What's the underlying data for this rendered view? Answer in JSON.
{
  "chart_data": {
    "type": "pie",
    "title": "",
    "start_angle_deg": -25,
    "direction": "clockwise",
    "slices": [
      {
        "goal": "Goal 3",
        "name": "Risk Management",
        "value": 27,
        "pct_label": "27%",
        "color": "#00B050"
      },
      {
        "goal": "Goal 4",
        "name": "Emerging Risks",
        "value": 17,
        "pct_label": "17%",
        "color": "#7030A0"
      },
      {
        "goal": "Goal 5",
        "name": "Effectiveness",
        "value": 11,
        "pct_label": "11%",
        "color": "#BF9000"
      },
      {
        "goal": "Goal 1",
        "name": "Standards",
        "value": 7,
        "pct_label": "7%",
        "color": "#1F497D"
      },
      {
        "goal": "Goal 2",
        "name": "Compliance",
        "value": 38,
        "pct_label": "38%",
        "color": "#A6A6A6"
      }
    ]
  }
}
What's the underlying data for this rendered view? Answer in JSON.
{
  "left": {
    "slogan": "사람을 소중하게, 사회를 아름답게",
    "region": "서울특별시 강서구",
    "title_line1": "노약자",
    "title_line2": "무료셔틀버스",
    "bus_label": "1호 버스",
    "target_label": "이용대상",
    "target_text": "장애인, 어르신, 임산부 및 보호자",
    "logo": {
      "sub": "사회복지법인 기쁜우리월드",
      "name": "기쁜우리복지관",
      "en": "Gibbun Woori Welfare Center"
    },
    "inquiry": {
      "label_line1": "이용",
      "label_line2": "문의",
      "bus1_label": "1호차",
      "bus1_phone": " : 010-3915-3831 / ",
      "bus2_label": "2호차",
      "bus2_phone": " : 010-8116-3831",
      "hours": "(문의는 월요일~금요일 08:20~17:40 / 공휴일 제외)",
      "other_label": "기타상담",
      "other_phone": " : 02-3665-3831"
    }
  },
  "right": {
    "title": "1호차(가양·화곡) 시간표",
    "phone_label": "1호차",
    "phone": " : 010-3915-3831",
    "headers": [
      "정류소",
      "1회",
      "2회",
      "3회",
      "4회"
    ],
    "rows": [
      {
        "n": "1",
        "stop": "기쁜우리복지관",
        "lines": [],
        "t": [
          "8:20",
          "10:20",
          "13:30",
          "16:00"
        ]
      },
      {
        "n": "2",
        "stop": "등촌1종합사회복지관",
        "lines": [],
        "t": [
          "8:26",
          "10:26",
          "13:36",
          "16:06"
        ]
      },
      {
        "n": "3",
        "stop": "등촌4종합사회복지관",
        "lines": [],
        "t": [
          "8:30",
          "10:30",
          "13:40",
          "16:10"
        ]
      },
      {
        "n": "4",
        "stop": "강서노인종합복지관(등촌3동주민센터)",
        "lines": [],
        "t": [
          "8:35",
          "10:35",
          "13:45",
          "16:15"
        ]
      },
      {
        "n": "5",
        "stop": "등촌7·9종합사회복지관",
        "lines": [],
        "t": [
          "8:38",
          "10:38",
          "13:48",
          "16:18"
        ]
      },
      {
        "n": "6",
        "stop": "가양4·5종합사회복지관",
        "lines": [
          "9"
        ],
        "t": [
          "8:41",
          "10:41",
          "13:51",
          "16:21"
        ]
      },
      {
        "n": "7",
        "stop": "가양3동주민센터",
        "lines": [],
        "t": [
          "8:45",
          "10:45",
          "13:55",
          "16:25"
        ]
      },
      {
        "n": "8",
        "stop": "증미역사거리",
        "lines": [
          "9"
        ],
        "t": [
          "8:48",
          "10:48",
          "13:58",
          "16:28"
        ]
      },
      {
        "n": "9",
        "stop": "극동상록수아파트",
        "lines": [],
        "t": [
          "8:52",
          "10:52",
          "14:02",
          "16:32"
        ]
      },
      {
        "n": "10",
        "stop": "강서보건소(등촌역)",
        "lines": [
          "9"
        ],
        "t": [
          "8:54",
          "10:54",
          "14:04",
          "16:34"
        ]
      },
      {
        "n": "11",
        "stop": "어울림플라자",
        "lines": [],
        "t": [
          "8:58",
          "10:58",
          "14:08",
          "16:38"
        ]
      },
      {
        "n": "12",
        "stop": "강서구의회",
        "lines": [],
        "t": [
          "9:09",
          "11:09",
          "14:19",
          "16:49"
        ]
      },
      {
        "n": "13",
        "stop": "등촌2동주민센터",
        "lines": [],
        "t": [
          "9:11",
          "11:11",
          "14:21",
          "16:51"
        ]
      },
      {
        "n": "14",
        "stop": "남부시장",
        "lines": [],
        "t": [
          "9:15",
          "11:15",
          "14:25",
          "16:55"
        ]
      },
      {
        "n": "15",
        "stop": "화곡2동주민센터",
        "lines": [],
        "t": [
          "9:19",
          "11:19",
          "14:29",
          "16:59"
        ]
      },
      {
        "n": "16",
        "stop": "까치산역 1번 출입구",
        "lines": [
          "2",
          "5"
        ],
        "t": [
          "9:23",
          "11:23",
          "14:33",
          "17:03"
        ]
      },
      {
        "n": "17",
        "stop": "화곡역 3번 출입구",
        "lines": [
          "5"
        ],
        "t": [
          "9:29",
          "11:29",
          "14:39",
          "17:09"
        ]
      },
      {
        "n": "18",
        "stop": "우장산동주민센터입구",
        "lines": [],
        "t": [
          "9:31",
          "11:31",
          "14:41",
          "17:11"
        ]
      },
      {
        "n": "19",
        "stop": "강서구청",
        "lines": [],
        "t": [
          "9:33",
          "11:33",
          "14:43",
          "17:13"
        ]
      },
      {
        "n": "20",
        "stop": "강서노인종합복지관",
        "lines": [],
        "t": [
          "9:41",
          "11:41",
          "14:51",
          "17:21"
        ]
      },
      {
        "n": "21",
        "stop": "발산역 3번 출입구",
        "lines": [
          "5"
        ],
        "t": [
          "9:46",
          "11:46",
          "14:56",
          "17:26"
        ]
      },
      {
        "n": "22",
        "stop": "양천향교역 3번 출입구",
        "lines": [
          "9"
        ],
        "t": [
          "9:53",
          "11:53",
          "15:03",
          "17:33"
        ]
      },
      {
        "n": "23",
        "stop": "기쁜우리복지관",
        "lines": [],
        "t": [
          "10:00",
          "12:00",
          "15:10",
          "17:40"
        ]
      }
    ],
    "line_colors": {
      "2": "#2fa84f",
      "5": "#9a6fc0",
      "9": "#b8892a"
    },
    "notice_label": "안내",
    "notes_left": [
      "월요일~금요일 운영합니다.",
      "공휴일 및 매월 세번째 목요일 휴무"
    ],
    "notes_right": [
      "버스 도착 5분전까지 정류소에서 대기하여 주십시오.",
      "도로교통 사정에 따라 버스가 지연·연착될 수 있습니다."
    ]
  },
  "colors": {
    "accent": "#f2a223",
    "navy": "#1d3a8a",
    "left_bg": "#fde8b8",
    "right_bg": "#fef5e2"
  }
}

------

EXERCISE PROMPT – Repeat all of the records above exactly as they appear.

RESULT –
What's the underlying data for this rendered view? Answer in JSON.
{
  "chart_data": {
    "type": "pie",
    "title": "",
    "start_angle_deg": -25,
    "direction": "clockwise",
    "slices": [
      {
        "goal": "Goal 3",
        "name": "Risk Management",
        "value": 27,
        "pct_label": "27%",
        "color": "#00B050"
      },
      {
        "goal": "Goal 4",
        "name": "Emerging Risks",
        "value": 17,
        "pct_label": "17%",
        "color": "#7030A0"
      },
      {
        "goal": "Goal 5",
        "name": "Effectiveness",
        "value": 11,
        "pct_label": "11%",
        "color": "#BF9000"
      },
      {
        "goal": "Goal 1",
        "name": "Standards",
        "value": 7,
        "pct_label": "7%",
        "color": "#1F497D"
      },
      {
        "goal": "Goal 2",
        "name": "Compliance",
        "value": 38,
        "pct_label": "38%",
        "color": "#A6A6A6"
      }
    ]
  }
}
What's the underlying data for this rendered view? Answer in JSON.
{
  "left": {
    "slogan": "사람을 소중하게, 사회를 아름답게",
    "region": "서울특별시 강서구",
    "title_line1": "노약자",
    "title_line2": "무료셔틀버스",
    "bus_label": "1호 버스",
    "target_label": "이용대상",
    "target_text": "장애인, 어르신, 임산부 및 보호자",
    "logo": {
      "sub": "사회복지법인 기쁜우리월드",
      "name": "기쁜우리복지관",
      "en": "Gibbun Woori Welfare Center"
    },
    "inquiry": {
      "label_line1": "이용",
      "label_line2": "문의",
      "bus1_label": "1호차",
      "bus1_phone": " : 010-3915-3831 / ",
      "bus2_label": "2호차",
      "bus2_phone": " : 010-8116-3831",
      "hours": "(문의는 월요일~금요일 08:20~17:40 / 공휴일 제외)",
      "other_label": "기타상담",
      "other_phone": " : 02-3665-3831"
    }
  },
  "right": {
    "title": "1호차(가양·화곡) 시간표",
    "phone_label": "1호차",
    "phone": " : 010-3915-3831",
    "headers": [
      "정류소",
      "1회",
      "2회",
      "3회",
      "4회"
    ],
    "rows": [
      {
        "n": "1",
        "stop": "기쁜우리복지관",
        "lines": [],
        "t": [
          "8:20",
          "10:20",
          "13:30",
          "16:00"
        ]
      },
      {
        "n": "2",
        "stop": "등촌1종합사회복지관",
        "lines": [],
        "t": [
          "8:26",
          "10:26",
          "13:36",
          "16:06"
        ]
      },
      {
        "n": "3",
        "stop": "등촌4종합사회복지관",
        "lines": [],
        "t": [
          "8:30",
          "10:30",
          "13:40",
          "16:10"
        ]
      },
      {
        "n": "4",
        "stop": "강서노인종합복지관(등촌3동주민센터)",
        "lines": [],
        "t": [
          "8:35",
          "10:35",
          "13:45",
          "16:15"
        ]
      },
      {
        "n": "5",
        "stop": "등촌7·9종합사회복지관",
        "lines": [],
        "t": [
          "8:38",
          "10:38",
          "13:48",
          "16:18"
        ]
      },
      {
        "n": "6",
        "stop": "가양4·5종합사회복지관",
        "lines": [
          "9"
        ],
        "t": [
          "8:41",
          "10:41",
          "13:51",
          "16:21"
        ]
      },
      {
        "n": "7",
        "stop": "가양3동주민센터",
        "lines": [],
        "t": [
          "8:45",
          "10:45",
          "13:55",
          "16:25"
        ]
      },
      {
        "n": "8",
        "stop": "증미역사거리",
        "lines": [
          "9"
        ],
        "t": [
          "8:48",
          "10:48",
          "13:58",
          "16:28"
        ]
      },
      {
        "n": "9",
        "stop": "극동상록수아파트",
        "lines": [],
        "t": [
          "8:52",
          "10:52",
          "14:02",
          "16:32"
        ]
      },
      {
        "n": "10",
        "stop": "강서보건소(등촌역)",
        "lines": [
          "9"
        ],
        "t": [
          "8:54",
          "10:54",
          "14:04",
          "16:34"
        ]
      },
      {
        "n": "11",
        "stop": "어울림플라자",
        "lines": [],
        "t": [
          "8:58",
          "10:58",
          "14:08",
          "16:38"
        ]
      },
      {
        "n": "12",
        "stop": "강서구의회",
        "lines": [],
        "t": [
          "9:09",
          "11:09",
          "14:19",
          "16:49"
        ]
      },
      {
        "n": "13",
        "stop": "등촌2동주민센터",
        "lines": [],
        "t": [
          "9:11",
          "11:11",
          "14:21",
          "16:51"
        ]
      },
      {
        "n": "14",
        "stop": "남부시장",
        "lines": [],
        "t": [
          "9:15",
          "11:15",
          "14:25",
          "16:55"
        ]
      },
      {
        "n": "15",
        "stop": "화곡2동주민센터",
        "lines": [],
        "t": [
          "9:19",
          "11:19",
          "14:29",
          "16:59"
        ]
      },
      {
        "n": "16",
        "stop": "까치산역 1번 출입구",
        "lines": [
          "2",
          "5"
        ],
        "t": [
          "9:23",
          "11:23",
          "14:33",
          "17:03"
        ]
      },
      {
        "n": "17",
        "stop": "화곡역 3번 출입구",
        "lines": [
          "5"
        ],
        "t": [
          "9:29",
          "11:29",
          "14:39",
          "17:09"
        ]
      },
      {
        "n": "18",
        "stop": "우장산동주민센터입구",
        "lines": [],
        "t": [
          "9:31",
          "11:31",
          "14:41",
          "17:11"
        ]
      },
      {
        "n": "19",
        "stop": "강서구청",
        "lines": [],
        "t": [
          "9:33",
          "11:33",
          "14:43",
          "17:13"
        ]
      },
      {
        "n": "20",
        "stop": "강서노인종합복지관",
        "lines": [],
        "t": [
          "9:41",
          "11:41",
          "14:51",
          "17:21"
        ]
      },
      {
        "n": "21",
        "stop": "발산역 3번 출입구",
        "lines": [
          "5"
        ],
        "t": [
          "9:46",
          "11:46",
          "14:56",
          "17:26"
        ]
      },
      {
        "n": "22",
        "stop": "양천향교역 3번 출입구",
        "lines": [
          "9"
        ],
        "t": [
          "9:53",
          "11:53",
          "15:03",
          "17:33"
        ]
      },
      {
        "n": "23",
        "stop": "기쁜우리복지관",
        "lines": [],
        "t": [
          "10:00",
          "12:00",
          "15:10",
          "17:40"
        ]
      }
    ],
    "line_colors": {
      "2": "#2fa84f",
      "5": "#9a6fc0",
      "9": "#b8892a"
    },
    "notice_label": "안내",
    "notes_left": [
      "월요일~금요일 운영합니다.",
      "공휴일 및 매월 세번째 목요일 휴무"
    ],
    "notes_right": [
      "버스 도착 5분전까지 정류소에서 대기하여 주십시오.",
      "도로교통 사정에 따라 버스가 지연·연착될 수 있습니다."
    ]
  },
  "colors": {
    "accent": "#f2a223",
    "navy": "#1d3a8a",
    "left_bg": "#fde8b8",
    "right_bg": "#fef5e2"
  }
}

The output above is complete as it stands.